• [Short task] Copy the records below exactly as they are written.
· · · · · · ·
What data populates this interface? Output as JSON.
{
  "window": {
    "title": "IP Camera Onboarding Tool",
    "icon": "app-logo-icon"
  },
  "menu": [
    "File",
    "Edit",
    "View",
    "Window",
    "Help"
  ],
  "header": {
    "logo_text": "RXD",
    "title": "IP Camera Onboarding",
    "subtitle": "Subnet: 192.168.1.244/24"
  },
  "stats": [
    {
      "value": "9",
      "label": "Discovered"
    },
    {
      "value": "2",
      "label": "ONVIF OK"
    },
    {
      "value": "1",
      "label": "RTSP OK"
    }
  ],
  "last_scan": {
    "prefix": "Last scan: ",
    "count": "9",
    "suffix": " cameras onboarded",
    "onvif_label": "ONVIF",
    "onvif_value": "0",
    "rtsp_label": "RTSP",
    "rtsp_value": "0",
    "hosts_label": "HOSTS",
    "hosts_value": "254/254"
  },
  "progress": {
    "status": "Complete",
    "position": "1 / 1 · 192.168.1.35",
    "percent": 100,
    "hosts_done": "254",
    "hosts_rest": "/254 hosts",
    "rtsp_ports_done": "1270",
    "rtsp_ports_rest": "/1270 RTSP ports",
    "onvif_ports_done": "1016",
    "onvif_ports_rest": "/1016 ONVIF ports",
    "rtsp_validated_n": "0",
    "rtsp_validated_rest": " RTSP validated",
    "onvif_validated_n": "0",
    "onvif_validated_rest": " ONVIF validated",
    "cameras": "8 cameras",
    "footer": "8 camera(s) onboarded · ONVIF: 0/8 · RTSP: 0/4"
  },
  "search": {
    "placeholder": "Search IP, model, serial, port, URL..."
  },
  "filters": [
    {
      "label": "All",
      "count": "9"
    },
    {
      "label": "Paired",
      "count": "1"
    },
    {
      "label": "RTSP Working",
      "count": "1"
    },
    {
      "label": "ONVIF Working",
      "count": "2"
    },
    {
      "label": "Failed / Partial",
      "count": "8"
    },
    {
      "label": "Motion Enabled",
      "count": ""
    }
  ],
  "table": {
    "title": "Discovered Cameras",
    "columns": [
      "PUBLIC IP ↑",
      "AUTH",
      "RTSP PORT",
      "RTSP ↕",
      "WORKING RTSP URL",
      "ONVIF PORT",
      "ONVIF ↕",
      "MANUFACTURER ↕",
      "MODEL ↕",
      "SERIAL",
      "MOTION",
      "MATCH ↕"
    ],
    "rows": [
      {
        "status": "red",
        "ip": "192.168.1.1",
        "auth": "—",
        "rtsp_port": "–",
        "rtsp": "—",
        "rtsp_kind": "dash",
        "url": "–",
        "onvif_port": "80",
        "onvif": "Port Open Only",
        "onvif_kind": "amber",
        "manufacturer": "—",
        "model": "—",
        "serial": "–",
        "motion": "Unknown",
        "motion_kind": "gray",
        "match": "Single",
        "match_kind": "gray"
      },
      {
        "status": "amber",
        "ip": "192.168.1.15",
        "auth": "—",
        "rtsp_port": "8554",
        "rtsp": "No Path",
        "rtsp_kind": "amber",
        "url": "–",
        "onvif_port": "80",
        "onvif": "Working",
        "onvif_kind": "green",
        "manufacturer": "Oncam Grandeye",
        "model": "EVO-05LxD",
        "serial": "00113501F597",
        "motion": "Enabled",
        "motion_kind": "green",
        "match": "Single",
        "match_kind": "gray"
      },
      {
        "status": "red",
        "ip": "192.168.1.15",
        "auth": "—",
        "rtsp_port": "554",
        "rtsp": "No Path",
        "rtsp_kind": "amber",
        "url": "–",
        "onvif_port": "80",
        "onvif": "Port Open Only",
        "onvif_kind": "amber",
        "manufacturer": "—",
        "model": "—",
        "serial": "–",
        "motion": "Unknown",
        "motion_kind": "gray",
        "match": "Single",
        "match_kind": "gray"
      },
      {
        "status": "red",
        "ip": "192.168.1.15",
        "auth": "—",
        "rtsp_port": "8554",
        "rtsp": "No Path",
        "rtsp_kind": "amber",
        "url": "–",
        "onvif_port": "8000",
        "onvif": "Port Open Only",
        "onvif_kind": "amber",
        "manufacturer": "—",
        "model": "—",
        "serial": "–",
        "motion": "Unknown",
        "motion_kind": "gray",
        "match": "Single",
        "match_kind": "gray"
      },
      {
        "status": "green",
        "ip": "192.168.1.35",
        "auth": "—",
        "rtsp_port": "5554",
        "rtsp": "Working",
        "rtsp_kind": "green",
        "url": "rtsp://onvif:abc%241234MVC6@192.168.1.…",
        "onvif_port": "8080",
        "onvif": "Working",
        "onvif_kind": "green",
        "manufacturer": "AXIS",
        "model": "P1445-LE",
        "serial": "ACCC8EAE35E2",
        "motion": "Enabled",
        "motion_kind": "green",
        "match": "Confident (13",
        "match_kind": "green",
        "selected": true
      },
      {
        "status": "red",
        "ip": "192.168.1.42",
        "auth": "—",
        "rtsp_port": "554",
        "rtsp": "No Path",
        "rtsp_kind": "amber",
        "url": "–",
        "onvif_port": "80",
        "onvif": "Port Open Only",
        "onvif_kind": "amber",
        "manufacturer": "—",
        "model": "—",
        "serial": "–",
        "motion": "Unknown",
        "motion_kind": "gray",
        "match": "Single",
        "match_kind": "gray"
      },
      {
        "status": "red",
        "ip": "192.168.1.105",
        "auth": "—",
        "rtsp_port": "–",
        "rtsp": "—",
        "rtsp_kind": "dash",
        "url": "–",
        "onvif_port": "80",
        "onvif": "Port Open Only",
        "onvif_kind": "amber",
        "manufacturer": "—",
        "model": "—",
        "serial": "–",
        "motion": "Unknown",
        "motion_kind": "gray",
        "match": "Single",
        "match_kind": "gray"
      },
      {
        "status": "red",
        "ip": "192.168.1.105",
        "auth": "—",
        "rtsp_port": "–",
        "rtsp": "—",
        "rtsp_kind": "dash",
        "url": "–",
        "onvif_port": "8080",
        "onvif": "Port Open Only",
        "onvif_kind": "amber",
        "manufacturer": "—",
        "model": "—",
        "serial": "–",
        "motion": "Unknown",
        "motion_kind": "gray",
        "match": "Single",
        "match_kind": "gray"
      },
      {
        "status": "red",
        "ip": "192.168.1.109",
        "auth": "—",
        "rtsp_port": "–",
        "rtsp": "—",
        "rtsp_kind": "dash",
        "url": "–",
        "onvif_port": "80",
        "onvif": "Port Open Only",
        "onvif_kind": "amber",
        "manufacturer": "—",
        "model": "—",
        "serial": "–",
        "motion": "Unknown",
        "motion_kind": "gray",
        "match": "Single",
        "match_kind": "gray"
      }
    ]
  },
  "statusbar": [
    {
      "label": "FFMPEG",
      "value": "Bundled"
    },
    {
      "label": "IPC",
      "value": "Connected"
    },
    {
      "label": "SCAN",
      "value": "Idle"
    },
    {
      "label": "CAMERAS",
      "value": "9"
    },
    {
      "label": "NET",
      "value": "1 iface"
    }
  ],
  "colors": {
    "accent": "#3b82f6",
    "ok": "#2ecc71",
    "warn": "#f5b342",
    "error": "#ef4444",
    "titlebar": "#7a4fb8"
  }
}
· · · · · · ·
• [Response]
What data populates this interface? Output as JSON.
{
  "window": {
    "title": "IP Camera Onboarding Tool",
    "icon": "app-logo-icon"
  },
  "menu": [
    "File",
    "Edit",
    "View",
    "Window",
    "Help"
  ],
  "header": {
    "logo_text": "RXD",
    "title": "IP Camera Onboarding",
    "subtitle": "Subnet: 192.168.1.244/24"
  },
  "stats": [
    {
      "value": "9",
      "label": "Discovered"
    },
    {
      "value": "2",
      "label": "ONVIF OK"
    },
    {
      "value": "1",
      "label": "RTSP OK"
    }
  ],
  "last_scan": {
    "prefix": "Last scan: ",
    "count": "9",
    "suffix": " cameras onboarded",
    "onvif_label": "ONVIF",
    "onvif_value": "0",
    "rtsp_label": "RTSP",
    "rtsp_value": "0",
    "hosts_label": "HOSTS",
    "hosts_value": "254/254"
  },
  "progress": {
    "status": "Complete",
    "position": "1 / 1 · 192.168.1.35",
    "percent": 100,
    "hosts_done": "254",
    "hosts_rest": "/254 hosts",
    "rtsp_ports_done": "1270",
    "rtsp_ports_rest": "/1270 RTSP ports",
    "onvif_ports_done": "1016",
    "onvif_ports_rest": "/1016 ONVIF ports",
    "rtsp_validated_n": "0",
    "rtsp_validated_rest": " RTSP validated",
    "onvif_validated_n": "0",
    "onvif_validated_rest": " ONVIF validated",
    "cameras": "8 cameras",
    "footer": "8 camera(s) onboarded · ONVIF: 0/8 · RTSP: 0/4"
  },
  "search": {
    "placeholder": "Search IP, model, serial, port, URL..."
  },
  "filters": [
    {
      "label": "All",
      "count": "9"
    },
    {
      "label": "Paired",
      "count": "1"
    },
    {
      "label": "RTSP Working",
      "count": "1"
    },
    {
      "label": "ONVIF Working",
      "count": "2"
    },
    {
      "label": "Failed / Partial",
      "count": "8"
    },
    {
      "label": "Motion Enabled",
      "count": ""
    }
  ],
  "table": {
    "title": "Discovered Cameras",
    "columns": [
      "PUBLIC IP ↑",
      "AUTH",
      "RTSP PORT",
      "RTSP ↕",
      "WORKING RTSP URL",
      "ONVIF PORT",
      "ONVIF ↕",
      "MANUFACTURER ↕",
      "MODEL ↕",
      "SERIAL",
      "MOTION",
      "MATCH ↕"
    ],
    "rows": [
      {
        "status": "red",
        "ip": "192.168.1.1",
        "auth": "—",
        "rtsp_port": "–",
        "rtsp": "—",
        "rtsp_kind": "dash",
        "url": "–",
        "onvif_port": "80",
        "onvif": "Port Open Only",
        "onvif_kind": "amber",
        "manufacturer": "—",
        "model": "—",
        "serial": "–",
        "motion": "Unknown",
        "motion_kind": "gray",
        "match": "Single",
        "match_kind": "gray"
      },
      {
        "status": "amber",
        "ip": "192.168.1.15",
        "auth": "—",
        "rtsp_port": "8554",
        "rtsp": "No Path",
        "rtsp_kind": "amber",
        "url": "–",
        "onvif_port": "80",
        "onvif": "Working",
        "onvif_kind": "green",
        "manufacturer": "Oncam Grandeye",
        "model": "EVO-05LxD",
        "serial": "00113501F597",
        "motion": "Enabled",
        "motion_kind": "green",
        "match": "Single",
        "match_kind": "gray"
      },
      {
        "status": "red",
        "ip": "192.168.1.15",
        "auth": "—",
        "rtsp_port": "554",
        "rtsp": "No Path",
        "rtsp_kind": "amber",
        "url": "–",
        "onvif_port": "80",
        "onvif": "Port Open Only",
        "onvif_kind": "amber",
        "manufacturer": "—",
        "model": "—",
        "serial": "–",
        "motion": "Unknown",
        "motion_kind": "gray",
        "match": "Single",
        "match_kind": "gray"
      },
      {
        "status": "red",
        "ip": "192.168.1.15",
        "auth": "—",
        "rtsp_port": "8554",
        "rtsp": "No Path",
        "rtsp_kind": "amber",
        "url": "–",
        "onvif_port": "8000",
        "onvif": "Port Open Only",
        "onvif_kind": "amber",
        "manufacturer": "—",
        "model": "—",
        "serial": "–",
        "motion": "Unknown",
        "motion_kind": "gray",
        "match": "Single",
        "match_kind": "gray"
      },
      {
        "status": "green",
        "ip": "192.168.1.35",
        "auth": "—",
        "rtsp_port": "5554",
        "rtsp": "Working",
        "rtsp_kind": "green",
        "url": "rtsp://onvif:abc%241234MVC6@192.168.1.…",
        "onvif_port": "8080",
        "onvif": "Working",
        "onvif_kind": "green",
        "manufacturer": "AXIS",
        "model": "P1445-LE",
        "serial": "ACCC8EAE35E2",
        "motion": "Enabled",
        "motion_kind": "green",
        "match": "Confident (13",
        "match_kind": "green",
        "selected": true
      },
      {
        "status": "red",
        "ip": "192.168.1.42",
        "auth": "—",
        "rtsp_port": "554",
        "rtsp": "No Path",
        "rtsp_kind": "amber",
        "url": "–",
        "onvif_port": "80",
        "onvif": "Port Open Only",
        "onvif_kind": "amber",
        "manufacturer": "—",
        "model": "—",
        "serial": "–",
        "motion": "Unknown",
        "motion_kind": "gray",
        "match": "Single",
        "match_kind": "gray"
      },
      {
        "status": "red",
        "ip": "192.168.1.105",
        "auth": "—",
        "rtsp_port": "–",
        "rtsp": "—",
        "rtsp_kind": "dash",
        "url": "–",
        "onvif_port": "80",
        "onvif": "Port Open Only",
        "onvif_kind": "amber",
        "manufacturer": "—",
        "model": "—",
        "serial": "–",
        "motion": "Unknown",
        "motion_kind": "gray",
        "match": "Single",
        "match_kind": "gray"
      },
      {
        "status": "red",
        "ip": "192.168.1.105",
        "auth": "—",
        "rtsp_port": "–",
        "rtsp": "—",
        "rtsp_kind": "dash",
        "url": "–",
        "onvif_port": "8080",
        "onvif": "Port Open Only",
        "onvif_kind": "amber",
        "manufacturer": "—",
        "model": "—",
        "serial": "–",
        "motion": "Unknown",
        "motion_kind": "gray",
        "match": "Single",
        "match_kind": "gray"
      },
      {
        "status": "red",
        "ip": "192.168.1.109",
        "auth": "—",
        "rtsp_port": "–",
        "rtsp": "—",
        "rtsp_kind": "dash",
        "url": "–",
        "onvif_port": "80",
        "onvif": "Port Open Only",
        "onvif_kind": "amber",
        "manufacturer": "—",
        "model": "—",
        "serial": "–",
        "motion": "Unknown",
        "motion_kind": "gray",
        "match": "Single",
        "match_kind": "gray"
      }
    ]
  },
  "statusbar": [
    {
      "label": "FFMPEG",
      "value": "Bundled"
    },
    {
      "label": "IPC",
      "value": "Connected"
    },
    {
      "label": "SCAN",
      "value": "Idle"
    },
    {
      "label": "CAMERAS",
      "value": "9"
    },
    {
      "label": "NET",
      "value": "1 iface"
    }
  ],
  "colors": {
    "accent": "#3b82f6",
    "ok": "#2ecc71",
    "warn": "#f5b342",
    "error": "#ef4444",
    "titlebar": "#7a4fb8"
  }
}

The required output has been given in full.